==== Source material

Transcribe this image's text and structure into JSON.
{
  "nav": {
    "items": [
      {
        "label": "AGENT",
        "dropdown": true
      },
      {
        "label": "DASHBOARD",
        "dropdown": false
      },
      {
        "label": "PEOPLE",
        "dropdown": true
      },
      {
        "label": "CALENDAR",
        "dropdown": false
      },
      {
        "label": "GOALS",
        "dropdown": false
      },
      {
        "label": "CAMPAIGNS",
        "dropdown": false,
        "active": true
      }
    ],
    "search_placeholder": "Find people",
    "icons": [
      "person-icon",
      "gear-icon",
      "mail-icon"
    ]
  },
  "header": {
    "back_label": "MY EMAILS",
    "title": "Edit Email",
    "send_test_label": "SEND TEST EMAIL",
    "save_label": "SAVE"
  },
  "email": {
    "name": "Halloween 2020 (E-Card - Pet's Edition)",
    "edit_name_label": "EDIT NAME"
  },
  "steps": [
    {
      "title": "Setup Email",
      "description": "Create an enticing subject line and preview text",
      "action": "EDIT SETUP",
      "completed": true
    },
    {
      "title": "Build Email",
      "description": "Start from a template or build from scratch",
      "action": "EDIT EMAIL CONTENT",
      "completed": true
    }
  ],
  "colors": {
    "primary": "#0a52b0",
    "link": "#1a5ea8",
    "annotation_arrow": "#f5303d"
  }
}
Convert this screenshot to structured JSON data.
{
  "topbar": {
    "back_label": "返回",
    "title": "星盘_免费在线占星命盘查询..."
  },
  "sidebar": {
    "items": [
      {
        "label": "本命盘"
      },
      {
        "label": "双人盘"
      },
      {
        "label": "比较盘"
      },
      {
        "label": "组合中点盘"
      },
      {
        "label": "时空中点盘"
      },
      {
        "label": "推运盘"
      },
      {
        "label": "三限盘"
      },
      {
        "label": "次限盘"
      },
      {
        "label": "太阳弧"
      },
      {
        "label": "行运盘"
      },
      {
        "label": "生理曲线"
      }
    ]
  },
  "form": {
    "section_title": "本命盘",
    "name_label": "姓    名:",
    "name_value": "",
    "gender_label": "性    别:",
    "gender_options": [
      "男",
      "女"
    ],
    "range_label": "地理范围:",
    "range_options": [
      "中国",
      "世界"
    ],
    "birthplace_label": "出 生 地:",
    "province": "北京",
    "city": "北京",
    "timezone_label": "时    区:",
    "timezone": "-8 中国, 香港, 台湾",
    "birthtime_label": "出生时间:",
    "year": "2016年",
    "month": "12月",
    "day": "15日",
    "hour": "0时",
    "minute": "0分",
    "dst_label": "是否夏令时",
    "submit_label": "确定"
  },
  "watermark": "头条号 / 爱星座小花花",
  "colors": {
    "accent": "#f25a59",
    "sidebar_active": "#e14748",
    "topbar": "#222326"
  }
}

========

Select every line in the records above that contains the word "this".

Transcribe this image's text and structure into JSON.
Convert this screenshot to structured JSON data.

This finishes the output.